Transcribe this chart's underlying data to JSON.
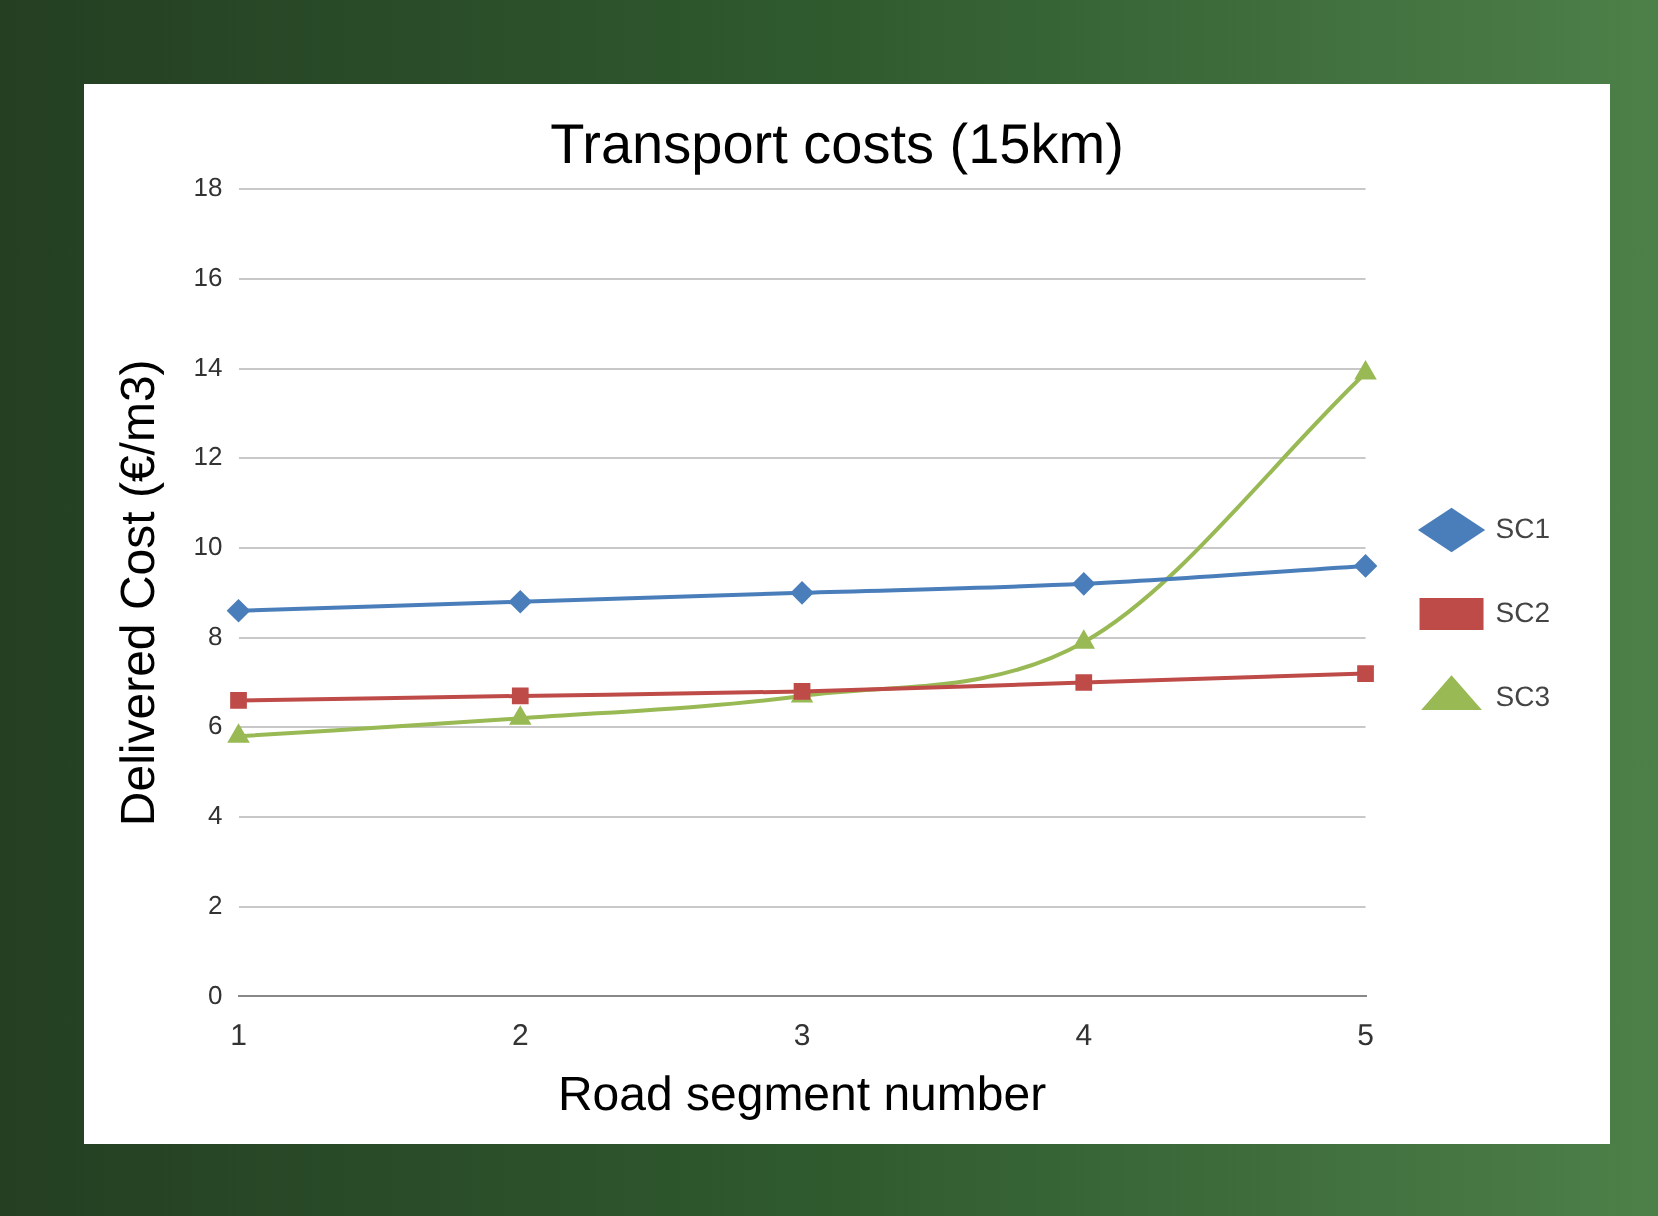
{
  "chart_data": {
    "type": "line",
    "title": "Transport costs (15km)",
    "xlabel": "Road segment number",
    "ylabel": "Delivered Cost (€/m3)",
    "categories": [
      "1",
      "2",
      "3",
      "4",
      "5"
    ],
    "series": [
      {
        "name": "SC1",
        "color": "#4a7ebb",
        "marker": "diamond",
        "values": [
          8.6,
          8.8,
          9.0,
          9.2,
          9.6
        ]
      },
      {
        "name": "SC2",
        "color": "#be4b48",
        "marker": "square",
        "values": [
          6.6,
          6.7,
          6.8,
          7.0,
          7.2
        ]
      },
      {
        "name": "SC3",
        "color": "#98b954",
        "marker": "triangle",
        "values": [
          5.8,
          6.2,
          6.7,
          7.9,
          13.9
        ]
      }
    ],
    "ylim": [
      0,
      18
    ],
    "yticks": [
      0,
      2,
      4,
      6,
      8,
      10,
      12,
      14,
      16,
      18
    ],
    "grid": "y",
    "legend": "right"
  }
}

################

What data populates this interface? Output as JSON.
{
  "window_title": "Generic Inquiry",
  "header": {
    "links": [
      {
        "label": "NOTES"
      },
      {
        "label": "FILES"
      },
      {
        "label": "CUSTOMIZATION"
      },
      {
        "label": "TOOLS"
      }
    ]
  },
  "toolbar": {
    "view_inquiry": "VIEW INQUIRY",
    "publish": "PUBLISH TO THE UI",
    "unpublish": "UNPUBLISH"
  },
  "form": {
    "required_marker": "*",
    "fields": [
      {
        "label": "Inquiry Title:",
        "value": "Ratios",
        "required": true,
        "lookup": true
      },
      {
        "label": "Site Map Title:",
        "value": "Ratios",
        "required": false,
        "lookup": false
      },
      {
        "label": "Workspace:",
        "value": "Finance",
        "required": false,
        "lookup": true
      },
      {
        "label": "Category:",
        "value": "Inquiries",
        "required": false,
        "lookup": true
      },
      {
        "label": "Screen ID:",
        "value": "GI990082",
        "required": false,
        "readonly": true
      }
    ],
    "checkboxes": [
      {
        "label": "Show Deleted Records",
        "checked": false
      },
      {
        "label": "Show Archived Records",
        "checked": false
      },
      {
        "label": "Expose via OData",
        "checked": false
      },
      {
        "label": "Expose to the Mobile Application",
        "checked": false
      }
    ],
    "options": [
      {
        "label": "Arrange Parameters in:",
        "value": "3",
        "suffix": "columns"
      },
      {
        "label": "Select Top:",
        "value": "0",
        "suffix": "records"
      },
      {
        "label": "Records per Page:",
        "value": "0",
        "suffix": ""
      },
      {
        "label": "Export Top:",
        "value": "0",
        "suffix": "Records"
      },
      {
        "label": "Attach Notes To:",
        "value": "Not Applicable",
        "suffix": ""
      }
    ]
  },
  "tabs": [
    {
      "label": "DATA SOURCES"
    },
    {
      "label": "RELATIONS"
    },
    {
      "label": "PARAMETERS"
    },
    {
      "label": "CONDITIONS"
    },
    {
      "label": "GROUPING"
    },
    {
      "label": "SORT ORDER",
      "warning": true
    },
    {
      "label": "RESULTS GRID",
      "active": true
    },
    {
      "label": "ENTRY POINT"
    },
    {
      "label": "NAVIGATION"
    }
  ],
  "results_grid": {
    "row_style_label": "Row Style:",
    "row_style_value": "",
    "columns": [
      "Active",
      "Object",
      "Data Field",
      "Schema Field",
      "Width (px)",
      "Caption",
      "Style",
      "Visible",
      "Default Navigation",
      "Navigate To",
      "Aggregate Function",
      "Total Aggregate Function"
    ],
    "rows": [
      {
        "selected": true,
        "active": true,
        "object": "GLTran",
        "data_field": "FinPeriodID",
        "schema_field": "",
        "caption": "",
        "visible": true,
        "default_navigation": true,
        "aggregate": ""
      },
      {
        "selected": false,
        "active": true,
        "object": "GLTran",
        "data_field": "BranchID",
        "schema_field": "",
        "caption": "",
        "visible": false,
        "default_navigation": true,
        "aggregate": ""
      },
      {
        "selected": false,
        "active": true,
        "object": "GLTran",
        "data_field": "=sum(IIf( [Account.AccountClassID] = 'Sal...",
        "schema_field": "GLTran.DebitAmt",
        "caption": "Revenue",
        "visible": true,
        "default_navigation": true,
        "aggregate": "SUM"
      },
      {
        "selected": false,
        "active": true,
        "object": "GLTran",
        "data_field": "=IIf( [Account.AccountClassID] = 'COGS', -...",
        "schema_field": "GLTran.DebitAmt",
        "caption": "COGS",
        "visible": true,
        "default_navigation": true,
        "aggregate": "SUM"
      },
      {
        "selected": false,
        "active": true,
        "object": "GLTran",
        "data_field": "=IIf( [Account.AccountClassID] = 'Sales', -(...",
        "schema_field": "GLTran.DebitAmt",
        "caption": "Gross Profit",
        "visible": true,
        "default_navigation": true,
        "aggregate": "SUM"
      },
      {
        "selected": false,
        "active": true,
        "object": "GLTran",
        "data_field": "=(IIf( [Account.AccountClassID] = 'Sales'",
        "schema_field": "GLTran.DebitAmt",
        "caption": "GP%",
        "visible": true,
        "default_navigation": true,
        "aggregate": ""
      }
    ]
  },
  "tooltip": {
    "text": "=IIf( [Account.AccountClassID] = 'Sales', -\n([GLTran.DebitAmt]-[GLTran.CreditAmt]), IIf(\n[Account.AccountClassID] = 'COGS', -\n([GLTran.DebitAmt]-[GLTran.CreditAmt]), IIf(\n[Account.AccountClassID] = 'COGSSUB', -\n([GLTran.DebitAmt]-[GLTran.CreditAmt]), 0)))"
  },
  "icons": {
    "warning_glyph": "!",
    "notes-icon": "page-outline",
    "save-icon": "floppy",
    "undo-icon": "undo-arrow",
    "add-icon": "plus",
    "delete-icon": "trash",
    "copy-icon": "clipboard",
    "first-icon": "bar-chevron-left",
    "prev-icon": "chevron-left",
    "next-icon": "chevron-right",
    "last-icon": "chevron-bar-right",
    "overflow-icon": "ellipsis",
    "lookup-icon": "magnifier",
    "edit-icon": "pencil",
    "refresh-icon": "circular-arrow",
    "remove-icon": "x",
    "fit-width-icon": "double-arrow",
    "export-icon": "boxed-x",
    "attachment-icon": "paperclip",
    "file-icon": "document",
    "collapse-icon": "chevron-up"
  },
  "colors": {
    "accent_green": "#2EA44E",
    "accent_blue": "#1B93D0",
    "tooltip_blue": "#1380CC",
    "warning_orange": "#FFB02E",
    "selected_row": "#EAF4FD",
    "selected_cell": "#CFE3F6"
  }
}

################

# Work required
Copy out the lines in which the string "COGS" appears.

# Final result
        "data_field": "=IIf( [Account.AccountClassID] = 'COGS', -...",
        "caption": "COGS",
    "text": "=IIf( [Account.AccountClassID] = 'Sales', -\n([GLTran.DebitAmt]-[GLTran.CreditAmt]), IIf(\n[Account.AccountClassID] = 'COGS', -\n([GLTran.DebitAmt]-[GLTran.CreditAmt]), IIf(\n[Account.AccountClassID] = 'COGSSUB', -\n([GLTran.DebitAmt]-[GLTran.CreditAmt]), 0)))"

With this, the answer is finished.